■ Objective
Repeat all of the material below exactly as written, images excluded.

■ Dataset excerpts
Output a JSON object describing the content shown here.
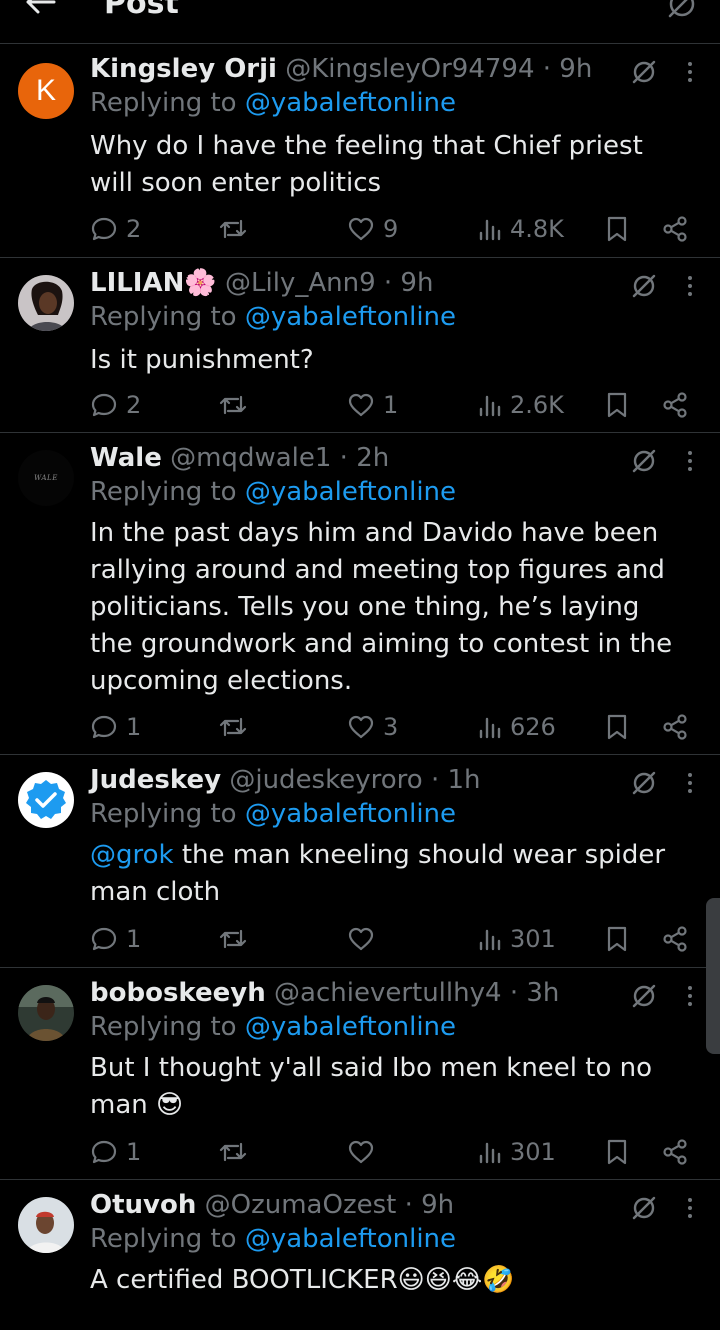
{
  "header": {
    "title": "Post"
  },
  "replies": [
    {
      "display_name": "Kingsley Orji",
      "handle": "@KingsleyOr94794",
      "time": "· 9h",
      "replying_prefix": "Replying to",
      "replying_to": "@yabaleftonline",
      "avatar_letter": "K",
      "text": "Why do I have the feeling that Chief priest will soon enter politics",
      "replies": "2",
      "reposts": "",
      "likes": "9",
      "views": "4.8K"
    },
    {
      "display_name": "LILIAN🌸",
      "handle": "@Lily_Ann9",
      "time": "· 9h",
      "replying_prefix": "Replying to",
      "replying_to": "@yabaleftonline",
      "text": "Is it punishment?",
      "replies": "2",
      "reposts": "",
      "likes": "1",
      "views": "2.6K"
    },
    {
      "display_name": "Wale",
      "handle": "@mqdwale1",
      "time": "· 2h",
      "replying_prefix": "Replying to",
      "replying_to": "@yabaleftonline",
      "avatar_text": "WALE",
      "text": "In the past days him and Davido have been rallying around and meeting top figures and politicians. Tells you one thing, he’s laying the groundwork and aiming to contest in the upcoming elections.",
      "replies": "1",
      "reposts": "",
      "likes": "3",
      "views": "626"
    },
    {
      "display_name": "Judeskey",
      "handle": "@judeskeyroro",
      "time": "· 1h",
      "replying_prefix": "Replying to",
      "replying_to": "@yabaleftonline",
      "text_mention": "@grok",
      "text": " the man kneeling should wear spider man cloth",
      "replies": "1",
      "reposts": "",
      "likes": "",
      "views": "301"
    },
    {
      "display_name": "boboskeeyh",
      "handle": "@achievertullhy4",
      "time": "· 3h",
      "replying_prefix": "Replying to",
      "replying_to": "@yabaleftonline",
      "text": "But I thought y'all said Ibo men kneel to no man 😎",
      "replies": "1",
      "reposts": "",
      "likes": "",
      "views": "301"
    },
    {
      "display_name": "Otuvoh",
      "handle": "@OzumaOzest",
      "time": "· 9h",
      "replying_prefix": "Replying to",
      "replying_to": "@yabaleftonline",
      "text": "A certified BOOTLICKER😃😆😂🤣"
    }
  ],
  "colors": {
    "accent": "#1d9bf0",
    "muted": "#71767b",
    "text": "#e7e9ea",
    "divider": "#2f3336",
    "avatar_k": "#e8650b"
  },
  "icons": [
    "back-arrow-icon",
    "grok-icon",
    "more-icon",
    "reply-icon",
    "repost-icon",
    "like-icon",
    "views-icon",
    "bookmark-icon",
    "share-icon",
    "verified-badge-icon"
  ]
}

■ Exercise answer
Output a JSON object describing the content shown here.
{
  "header": {
    "title": "Post"
  },
  "replies": [
    {
      "display_name": "Kingsley Orji",
      "handle": "@KingsleyOr94794",
      "time": "· 9h",
      "replying_prefix": "Replying to",
      "replying_to": "@yabaleftonline",
      "avatar_letter": "K",
      "text": "Why do I have the feeling that Chief priest will soon enter politics",
      "replies": "2",
      "reposts": "",
      "likes": "9",
      "views": "4.8K"
    },
    {
      "display_name": "LILIAN🌸",
      "handle": "@Lily_Ann9",
      "time": "· 9h",
      "replying_prefix": "Replying to",
      "replying_to": "@yabaleftonline",
      "text": "Is it punishment?",
      "replies": "2",
      "reposts": "",
      "likes": "1",
      "views": "2.6K"
    },
    {
      "display_name": "Wale",
      "handle": "@mqdwale1",
      "time": "· 2h",
      "replying_prefix": "Replying to",
      "replying_to": "@yabaleftonline",
      "avatar_text": "WALE",
      "text": "In the past days him and Davido have been rallying around and meeting top figures and politicians. Tells you one thing, he’s laying the groundwork and aiming to contest in the upcoming elections.",
      "replies": "1",
      "reposts": "",
      "likes": "3",
      "views": "626"
    },
    {
      "display_name": "Judeskey",
      "handle": "@judeskeyroro",
      "time": "· 1h",
      "replying_prefix": "Replying to",
      "replying_to": "@yabaleftonline",
      "text_mention": "@grok",
      "text": " the man kneeling should wear spider man cloth",
      "replies": "1",
      "reposts": "",
      "likes": "",
      "views": "301"
    },
    {
      "display_name": "boboskeeyh",
      "handle": "@achievertullhy4",
      "time": "· 3h",
      "replying_prefix": "Replying to",
      "replying_to": "@yabaleftonline",
      "text": "But I thought y'all said Ibo men kneel to no man 😎",
      "replies": "1",
      "reposts": "",
      "likes": "",
      "views": "301"
    },
    {
      "display_name": "Otuvoh",
      "handle": "@OzumaOzest",
      "time": "· 9h",
      "replying_prefix": "Replying to",
      "replying_to": "@yabaleftonline",
      "text": "A certified BOOTLICKER😃😆😂🤣"
    }
  ],
  "colors": {
    "accent": "#1d9bf0",
    "muted": "#71767b",
    "text": "#e7e9ea",
    "divider": "#2f3336",
    "avatar_k": "#e8650b"
  },
  "icons": [
    "back-arrow-icon",
    "grok-icon",
    "more-icon",
    "reply-icon",
    "repost-icon",
    "like-icon",
    "views-icon",
    "bookmark-icon",
    "share-icon",
    "verified-badge-icon"
  ]
}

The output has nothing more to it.